— Start Given entries —

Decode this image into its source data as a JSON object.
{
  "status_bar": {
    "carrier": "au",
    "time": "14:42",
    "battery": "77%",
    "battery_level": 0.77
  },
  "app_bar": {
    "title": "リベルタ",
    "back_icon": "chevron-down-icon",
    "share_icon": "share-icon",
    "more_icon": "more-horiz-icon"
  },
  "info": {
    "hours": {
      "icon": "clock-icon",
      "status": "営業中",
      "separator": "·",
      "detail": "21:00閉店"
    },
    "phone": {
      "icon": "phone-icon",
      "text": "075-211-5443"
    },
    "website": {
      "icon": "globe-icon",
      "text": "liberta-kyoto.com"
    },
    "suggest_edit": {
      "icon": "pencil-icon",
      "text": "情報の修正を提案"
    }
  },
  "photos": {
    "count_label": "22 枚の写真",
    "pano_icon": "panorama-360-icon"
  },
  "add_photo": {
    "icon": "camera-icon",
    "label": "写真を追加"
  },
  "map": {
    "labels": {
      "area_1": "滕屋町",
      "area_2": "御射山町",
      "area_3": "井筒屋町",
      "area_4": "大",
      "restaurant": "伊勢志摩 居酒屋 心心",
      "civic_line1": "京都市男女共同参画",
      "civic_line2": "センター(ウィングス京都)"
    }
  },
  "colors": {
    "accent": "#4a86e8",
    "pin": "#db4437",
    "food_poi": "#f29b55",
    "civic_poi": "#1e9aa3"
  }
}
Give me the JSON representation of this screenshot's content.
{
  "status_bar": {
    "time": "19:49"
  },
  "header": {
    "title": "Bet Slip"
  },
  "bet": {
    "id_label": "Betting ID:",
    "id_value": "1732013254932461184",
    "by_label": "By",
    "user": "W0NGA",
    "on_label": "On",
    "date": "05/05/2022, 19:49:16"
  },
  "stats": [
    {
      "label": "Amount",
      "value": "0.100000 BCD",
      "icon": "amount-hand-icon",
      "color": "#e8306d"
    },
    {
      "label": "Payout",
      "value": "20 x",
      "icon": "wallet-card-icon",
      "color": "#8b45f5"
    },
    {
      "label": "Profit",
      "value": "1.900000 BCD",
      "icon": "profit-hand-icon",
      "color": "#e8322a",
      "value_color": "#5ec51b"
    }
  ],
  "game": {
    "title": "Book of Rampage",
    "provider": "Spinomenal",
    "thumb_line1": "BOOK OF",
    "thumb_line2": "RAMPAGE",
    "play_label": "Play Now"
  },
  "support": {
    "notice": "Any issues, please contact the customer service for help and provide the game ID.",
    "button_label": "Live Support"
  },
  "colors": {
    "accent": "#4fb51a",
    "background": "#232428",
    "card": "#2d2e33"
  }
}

— End Given entries —

What is required: Find and copy each line above that includes the string "icon".

Result of the task:
    "back_icon": "chevron-down-icon",
    "share_icon": "share-icon",
    "more_icon": "more-horiz-icon"
      "icon": "clock-icon",
      "icon": "phone-icon",
      "icon": "globe-icon",
      "icon": "pencil-icon",
    "pano_icon": "panorama-360-icon"
    "icon": "camera-icon",
      "icon": "amount-hand-icon",
      "icon": "wallet-card-icon",
      "icon": "profit-hand-icon",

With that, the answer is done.